§ GIVEN REQUEST: Find the string "gear" in the records. Copy every line it appears in.

== EXERCISE INPUTS

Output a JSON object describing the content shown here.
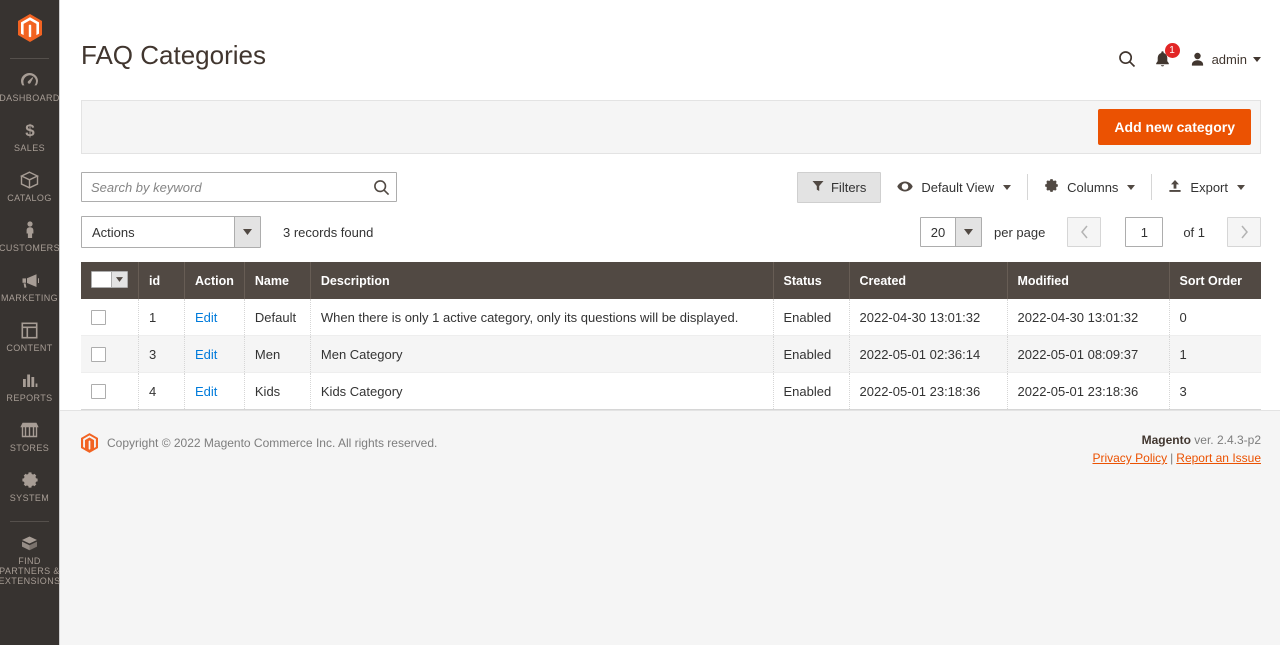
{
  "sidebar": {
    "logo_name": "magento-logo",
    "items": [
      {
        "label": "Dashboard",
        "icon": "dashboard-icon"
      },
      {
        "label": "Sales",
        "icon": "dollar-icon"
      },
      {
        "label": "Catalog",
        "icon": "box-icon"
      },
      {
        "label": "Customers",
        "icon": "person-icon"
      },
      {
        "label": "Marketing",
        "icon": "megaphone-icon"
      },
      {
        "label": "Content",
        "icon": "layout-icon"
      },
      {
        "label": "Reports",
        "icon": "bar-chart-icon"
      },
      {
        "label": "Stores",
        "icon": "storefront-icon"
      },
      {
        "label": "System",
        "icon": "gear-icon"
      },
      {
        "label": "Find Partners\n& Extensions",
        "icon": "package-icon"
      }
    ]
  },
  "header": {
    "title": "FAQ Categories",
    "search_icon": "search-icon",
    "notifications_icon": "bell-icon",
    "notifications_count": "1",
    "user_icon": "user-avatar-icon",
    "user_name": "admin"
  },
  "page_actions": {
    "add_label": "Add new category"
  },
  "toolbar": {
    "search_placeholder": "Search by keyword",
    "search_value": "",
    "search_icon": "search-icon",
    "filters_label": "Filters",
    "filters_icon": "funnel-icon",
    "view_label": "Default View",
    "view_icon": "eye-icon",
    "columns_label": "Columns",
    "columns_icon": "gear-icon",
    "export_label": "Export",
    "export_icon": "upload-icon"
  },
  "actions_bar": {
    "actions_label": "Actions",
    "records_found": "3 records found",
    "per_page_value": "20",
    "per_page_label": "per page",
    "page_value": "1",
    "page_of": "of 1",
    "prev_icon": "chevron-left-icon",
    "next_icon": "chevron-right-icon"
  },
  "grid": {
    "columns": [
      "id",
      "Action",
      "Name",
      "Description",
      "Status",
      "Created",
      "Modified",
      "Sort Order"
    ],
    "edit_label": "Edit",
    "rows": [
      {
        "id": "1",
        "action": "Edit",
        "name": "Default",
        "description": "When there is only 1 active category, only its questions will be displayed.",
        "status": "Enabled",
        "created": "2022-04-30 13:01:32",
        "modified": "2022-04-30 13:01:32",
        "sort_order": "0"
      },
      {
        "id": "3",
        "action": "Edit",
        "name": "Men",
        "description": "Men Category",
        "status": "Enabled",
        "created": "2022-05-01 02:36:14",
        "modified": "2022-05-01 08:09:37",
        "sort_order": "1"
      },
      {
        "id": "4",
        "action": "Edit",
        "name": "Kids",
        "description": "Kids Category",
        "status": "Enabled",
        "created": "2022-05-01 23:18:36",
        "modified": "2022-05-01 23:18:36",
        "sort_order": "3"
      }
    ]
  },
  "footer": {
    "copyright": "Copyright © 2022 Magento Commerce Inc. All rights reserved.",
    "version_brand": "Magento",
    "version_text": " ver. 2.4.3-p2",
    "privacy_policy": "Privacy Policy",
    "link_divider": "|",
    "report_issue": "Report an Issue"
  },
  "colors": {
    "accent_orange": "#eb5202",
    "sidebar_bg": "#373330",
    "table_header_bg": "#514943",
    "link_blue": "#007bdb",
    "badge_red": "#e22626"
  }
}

====
== EXERCISE INPUTS

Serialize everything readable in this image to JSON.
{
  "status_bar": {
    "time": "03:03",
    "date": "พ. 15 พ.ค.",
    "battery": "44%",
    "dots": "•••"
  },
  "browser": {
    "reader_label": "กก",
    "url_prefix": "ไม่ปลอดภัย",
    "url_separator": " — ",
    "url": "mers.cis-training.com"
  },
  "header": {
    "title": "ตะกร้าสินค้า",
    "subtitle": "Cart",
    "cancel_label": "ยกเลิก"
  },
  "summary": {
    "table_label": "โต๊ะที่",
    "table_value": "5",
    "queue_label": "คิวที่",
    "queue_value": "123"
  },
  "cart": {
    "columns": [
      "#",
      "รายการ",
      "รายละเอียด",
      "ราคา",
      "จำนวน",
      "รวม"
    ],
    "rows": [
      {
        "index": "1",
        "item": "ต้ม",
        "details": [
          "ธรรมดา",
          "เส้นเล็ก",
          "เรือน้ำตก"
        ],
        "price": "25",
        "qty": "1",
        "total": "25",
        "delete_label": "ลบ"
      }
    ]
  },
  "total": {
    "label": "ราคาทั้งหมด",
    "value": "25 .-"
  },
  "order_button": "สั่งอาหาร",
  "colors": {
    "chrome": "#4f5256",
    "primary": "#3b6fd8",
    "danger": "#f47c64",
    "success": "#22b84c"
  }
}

====

§ SOLVED EXERCISE:
        "icon": "gear-icon"
    "columns_icon": "gear-icon",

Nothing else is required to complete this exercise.